Records from a collection
════

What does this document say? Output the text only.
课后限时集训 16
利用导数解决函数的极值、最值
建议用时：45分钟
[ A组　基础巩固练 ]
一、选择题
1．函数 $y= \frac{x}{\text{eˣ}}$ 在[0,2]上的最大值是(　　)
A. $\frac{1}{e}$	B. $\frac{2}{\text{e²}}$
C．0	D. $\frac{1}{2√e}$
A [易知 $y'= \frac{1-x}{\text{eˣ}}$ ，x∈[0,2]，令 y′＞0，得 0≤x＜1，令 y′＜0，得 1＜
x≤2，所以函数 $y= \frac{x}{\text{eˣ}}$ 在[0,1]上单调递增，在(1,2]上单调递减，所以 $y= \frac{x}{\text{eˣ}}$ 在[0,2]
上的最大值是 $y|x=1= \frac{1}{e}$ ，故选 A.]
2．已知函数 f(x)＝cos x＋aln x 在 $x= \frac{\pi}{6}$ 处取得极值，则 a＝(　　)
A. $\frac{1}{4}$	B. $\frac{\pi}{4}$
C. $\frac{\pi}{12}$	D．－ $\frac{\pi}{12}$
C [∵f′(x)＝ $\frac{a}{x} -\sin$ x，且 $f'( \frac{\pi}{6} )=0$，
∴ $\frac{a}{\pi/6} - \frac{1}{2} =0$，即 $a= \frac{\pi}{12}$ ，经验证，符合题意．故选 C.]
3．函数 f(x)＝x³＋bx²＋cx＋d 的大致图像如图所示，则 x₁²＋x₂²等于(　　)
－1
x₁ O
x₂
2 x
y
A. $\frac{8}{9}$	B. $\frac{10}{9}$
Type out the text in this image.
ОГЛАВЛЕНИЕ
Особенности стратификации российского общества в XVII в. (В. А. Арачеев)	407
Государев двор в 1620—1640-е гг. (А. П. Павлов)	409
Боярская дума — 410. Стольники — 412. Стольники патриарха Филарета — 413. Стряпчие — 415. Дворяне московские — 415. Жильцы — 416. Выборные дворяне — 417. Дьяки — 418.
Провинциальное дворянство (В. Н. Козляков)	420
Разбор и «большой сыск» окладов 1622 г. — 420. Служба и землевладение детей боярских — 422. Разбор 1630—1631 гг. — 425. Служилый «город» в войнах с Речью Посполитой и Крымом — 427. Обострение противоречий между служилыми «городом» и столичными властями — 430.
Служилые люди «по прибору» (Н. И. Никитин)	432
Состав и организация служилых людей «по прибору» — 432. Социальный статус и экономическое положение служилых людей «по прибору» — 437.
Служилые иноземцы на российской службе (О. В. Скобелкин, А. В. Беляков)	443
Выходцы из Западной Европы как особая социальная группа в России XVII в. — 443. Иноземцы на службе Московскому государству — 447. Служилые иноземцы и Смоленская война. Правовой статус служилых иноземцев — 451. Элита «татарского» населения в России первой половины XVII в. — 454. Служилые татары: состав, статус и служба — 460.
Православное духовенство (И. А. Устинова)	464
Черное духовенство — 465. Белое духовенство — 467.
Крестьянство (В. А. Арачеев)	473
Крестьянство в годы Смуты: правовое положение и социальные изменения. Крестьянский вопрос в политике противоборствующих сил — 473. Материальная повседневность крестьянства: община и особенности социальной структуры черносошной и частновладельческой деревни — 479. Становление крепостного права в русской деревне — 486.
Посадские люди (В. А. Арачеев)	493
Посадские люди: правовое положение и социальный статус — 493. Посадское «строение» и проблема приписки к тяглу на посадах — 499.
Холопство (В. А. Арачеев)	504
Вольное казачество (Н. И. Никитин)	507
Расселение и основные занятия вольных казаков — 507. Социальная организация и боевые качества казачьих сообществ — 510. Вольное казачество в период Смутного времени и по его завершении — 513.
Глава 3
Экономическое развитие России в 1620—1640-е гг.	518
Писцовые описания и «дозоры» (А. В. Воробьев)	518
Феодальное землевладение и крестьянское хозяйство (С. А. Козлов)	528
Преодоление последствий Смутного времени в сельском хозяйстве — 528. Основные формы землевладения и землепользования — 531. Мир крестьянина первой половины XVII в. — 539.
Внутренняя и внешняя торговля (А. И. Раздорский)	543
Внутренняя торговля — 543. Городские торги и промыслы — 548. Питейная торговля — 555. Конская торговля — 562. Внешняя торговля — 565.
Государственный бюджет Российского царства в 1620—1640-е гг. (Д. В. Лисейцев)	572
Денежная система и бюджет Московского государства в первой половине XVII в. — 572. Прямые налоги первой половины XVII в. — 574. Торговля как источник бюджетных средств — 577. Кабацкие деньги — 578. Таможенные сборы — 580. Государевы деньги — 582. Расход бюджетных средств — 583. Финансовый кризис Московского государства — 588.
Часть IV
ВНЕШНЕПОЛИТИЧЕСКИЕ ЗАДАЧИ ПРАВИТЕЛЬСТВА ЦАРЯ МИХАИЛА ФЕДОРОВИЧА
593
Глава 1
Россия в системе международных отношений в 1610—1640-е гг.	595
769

════

== WHAT YOU ARE ASKED TO DO ==
List every line above that contains the word "Никитин".

== RESULT OF THE TASK ==
Служилые люди «по прибору» (Н. И. Никитин)	432
Вольное казачество (Н. И. Никитин)	507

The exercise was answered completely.